— Start Entries —
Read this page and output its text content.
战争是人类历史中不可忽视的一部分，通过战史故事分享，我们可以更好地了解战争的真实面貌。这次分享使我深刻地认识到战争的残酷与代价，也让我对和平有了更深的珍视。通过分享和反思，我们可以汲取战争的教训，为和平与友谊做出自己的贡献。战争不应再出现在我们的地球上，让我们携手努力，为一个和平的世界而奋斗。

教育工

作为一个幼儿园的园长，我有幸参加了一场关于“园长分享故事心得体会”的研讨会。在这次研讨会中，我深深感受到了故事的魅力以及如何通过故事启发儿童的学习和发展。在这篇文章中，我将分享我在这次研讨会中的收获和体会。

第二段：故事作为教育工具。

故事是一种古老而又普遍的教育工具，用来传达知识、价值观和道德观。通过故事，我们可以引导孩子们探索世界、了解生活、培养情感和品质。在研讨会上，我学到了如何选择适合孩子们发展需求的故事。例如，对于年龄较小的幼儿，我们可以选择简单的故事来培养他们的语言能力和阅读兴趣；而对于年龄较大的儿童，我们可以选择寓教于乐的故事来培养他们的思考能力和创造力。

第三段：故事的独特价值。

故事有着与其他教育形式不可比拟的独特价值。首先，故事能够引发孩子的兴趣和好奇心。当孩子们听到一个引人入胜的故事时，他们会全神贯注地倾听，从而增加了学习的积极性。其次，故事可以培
— End Entries —
• [What is expected]: Copy out each line exactly.

• [Solution to this problem]:
Read this page and output its text content.
战争是人类历史中不可忽视的一部分，通过战史故事分享，我们可以更好地了解战争的真实面貌。这次分享使我深刻地认识到战争的残酷与代价，也让我对和平有了更深的珍视。通过分享和反思，我们可以汲取战争的教训，为和平与友谊做出自己的贡献。战争不应再出现在我们的地球上，让我们携手努力，为一个和平的世界而奋斗。

教育工

作为一个幼儿园的园长，我有幸参加了一场关于“园长分享故事心得体会”的研讨会。在这次研讨会中，我深深感受到了故事的魅力以及如何通过故事启发儿童的学习和发展。在这篇文章中，我将分享我在这次研讨会中的收获和体会。

第二段：故事作为教育工具。

故事是一种古老而又普遍的教育工具，用来传达知识、价值观和道德观。通过故事，我们可以引导孩子们探索世界、了解生活、培养情感和品质。在研讨会上，我学到了如何选择适合孩子们发展需求的故事。例如，对于年龄较小的幼儿，我们可以选择简单的故事来培养他们的语言能力和阅读兴趣；而对于年龄较大的儿童，我们可以选择寓教于乐的故事来培养他们的思考能力和创造力。

第三段：故事的独特价值。

故事有着与其他教育形式不可比拟的独特价值。首先，故事能够引发孩子的兴趣和好奇心。当孩子们听到一个引人入胜的故事时，他们会全神贯注地倾听，从而增加了学习的积极性。其次，故事可以培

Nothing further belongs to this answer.